TASK: Find the lines of data that contain the string "vara", then list them.

DATA PROVIDED:

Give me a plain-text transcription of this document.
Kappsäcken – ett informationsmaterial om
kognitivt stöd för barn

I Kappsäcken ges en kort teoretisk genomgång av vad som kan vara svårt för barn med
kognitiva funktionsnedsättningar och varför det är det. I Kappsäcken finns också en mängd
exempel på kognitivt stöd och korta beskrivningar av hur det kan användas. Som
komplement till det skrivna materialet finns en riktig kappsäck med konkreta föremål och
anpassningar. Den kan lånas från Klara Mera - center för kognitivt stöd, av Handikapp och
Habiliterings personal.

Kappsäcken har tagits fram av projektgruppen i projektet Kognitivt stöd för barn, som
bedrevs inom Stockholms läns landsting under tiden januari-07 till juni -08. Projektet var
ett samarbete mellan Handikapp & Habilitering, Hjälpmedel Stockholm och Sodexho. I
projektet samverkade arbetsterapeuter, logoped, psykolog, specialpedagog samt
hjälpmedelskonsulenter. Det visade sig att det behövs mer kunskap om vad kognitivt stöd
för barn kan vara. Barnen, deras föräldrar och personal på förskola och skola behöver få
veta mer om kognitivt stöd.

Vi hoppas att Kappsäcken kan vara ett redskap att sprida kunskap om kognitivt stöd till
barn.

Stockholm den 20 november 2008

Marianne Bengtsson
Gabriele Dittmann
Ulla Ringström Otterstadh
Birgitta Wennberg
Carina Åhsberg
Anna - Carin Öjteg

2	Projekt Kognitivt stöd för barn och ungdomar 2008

TASK SOLUTION:
I Kappsäcken ges en kort teoretisk genomgång av vad som kan vara svårt för barn med
för barn kan vara. Barnen, deras föräldrar och personal på förskola och skola behöver få
Vi hoppas att Kappsäcken kan vara ett redskap att sprida kunskap om kognitivt stöd till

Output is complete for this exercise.